» DESCRIPTION OF THE TASK
Pick every line with "this" from the material below.

** START OF PROVIDED RECORDS **

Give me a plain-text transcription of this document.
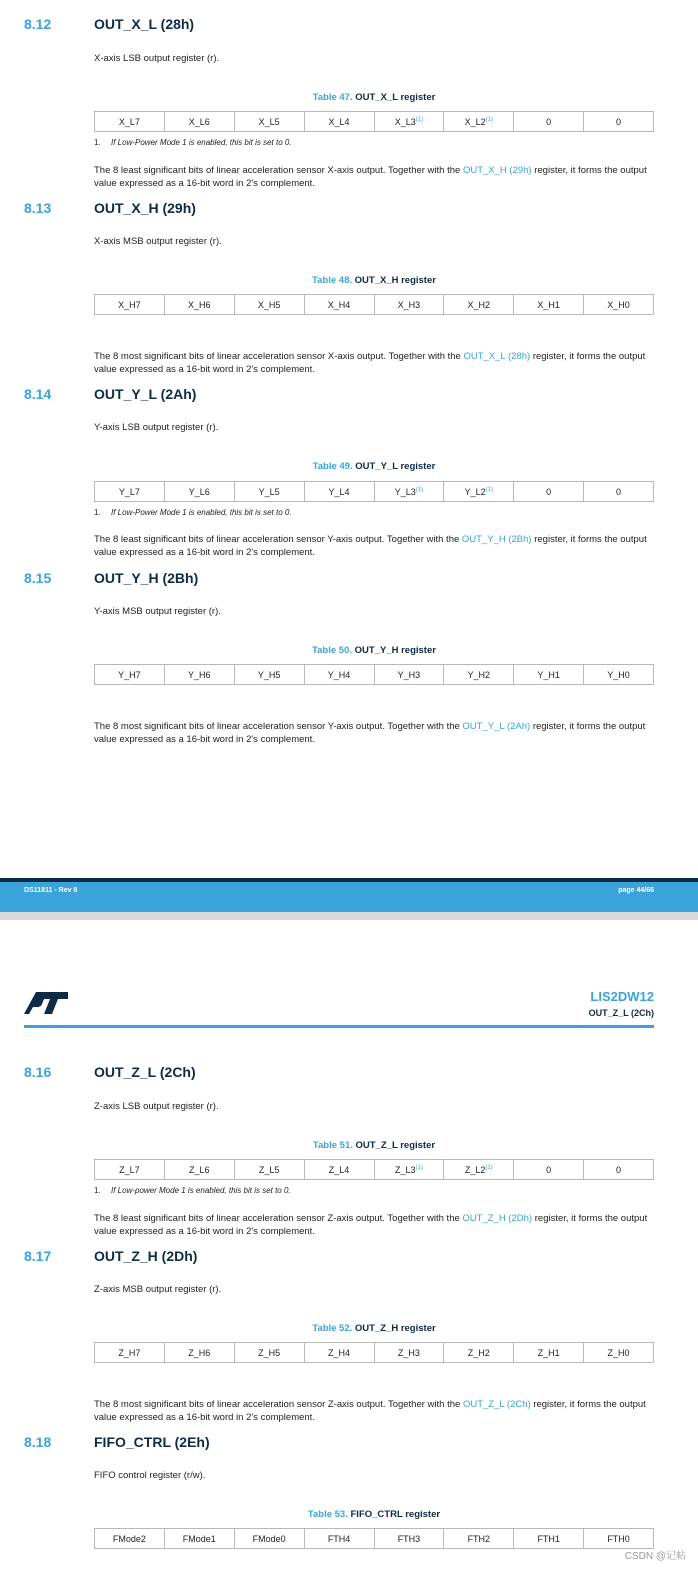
8.12	OUT_X_L (28h)
X-axis LSB output register (r).
Table 47. OUT_X_L register
X_L7	X_L6	X_L5	X_L4	X_L3$^{(1)}$	X_L2$^{(1)}$	0	0
1. If Low-Power Mode 1 is enabled, this bit is set to 0.
The 8 least significant bits of linear acceleration sensor X-axis output. Together with the OUT_X_H (29h) register, it forms the output value expressed as a 16-bit word in 2's complement.
8.13	OUT_X_H (29h)
X-axis MSB output register (r).
Table 48. OUT_X_H register
X_H7	X_H6	X_H5	X_H4	X_H3	X_H2	X_H1	X_H0
The 8 most significant bits of linear acceleration sensor X-axis output. Together with the OUT_X_L (28h) register, it forms the output value expressed as a 16-bit word in 2's complement.
8.14	OUT_Y_L (2Ah)
Y-axis LSB output register (r).
Table 49. OUT_Y_L register
Y_L7	Y_L6	Y_L5	Y_L4	Y_L3$^{(1)}$	Y_L2$^{(1)}$	0	0
1. If Low-Power Mode 1 is enabled, this bit is set to 0.
The 8 least significant bits of linear acceleration sensor Y-axis output. Together with the OUT_Y_H (2Bh) register, it forms the output value expressed as a 16-bit word in 2's complement.
8.15	OUT_Y_H (2Bh)
Y-axis MSB output register (r).
Table 50. OUT_Y_H register
Y_H7	Y_H6	Y_H5	Y_H4	Y_H3	Y_H2	Y_H1	Y_H0
The 8 most significant bits of linear acceleration sensor Y-axis output. Together with the OUT_Y_L (2Ah) register, it forms the output value expressed as a 16-bit word in 2's complement.
DS11811 - Rev 8	page 44/66
LIS2DW12
OUT_Z_L (2Ch)
8.16	OUT_Z_L (2Ch)
Z-axis LSB output register (r).
Table 51. OUT_Z_L register
Z_L7	Z_L6	Z_L5	Z_L4	Z_L3$^{(1)}$	Z_L2$^{(1)}$	0	0
1. If Low-power Mode 1 is enabled, this bit is set to 0.
The 8 least significant bits of linear acceleration sensor Z-axis output. Together with the OUT_Z_H (2Dh) register, it forms the output value expressed as a 16-bit word in 2's complement.
8.17	OUT_Z_H (2Dh)
Z-axis MSB output register (r).
Table 52. OUT_Z_H register
Z_H7	Z_H6	Z_H5	Z_H4	Z_H3	Z_H2	Z_H1	Z_H0
The 8 most significant bits of linear acceleration sensor Z-axis output. Together with the OUT_Z_L (2Ch) register, it forms the output value expressed as a 16-bit word in 2's complement.
8.18	FIFO_CTRL (2Eh)
FIFO control register (r/w).
Table 53. FIFO_CTRL register
FMode2	FMode1	FMode0	FTH4	FTH3	FTH2	FTH1	FTH0
CSDN @记帖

** END OF PROVIDED RECORDS **

» SOLVED PROBLEM
Give me a plain-text transcription of this document.
1. If Low-Power Mode 1 is enabled, this bit is set to 0.
1. If Low-Power Mode 1 is enabled, this bit is set to 0.
1. If Low-power Mode 1 is enabled, this bit is set to 0.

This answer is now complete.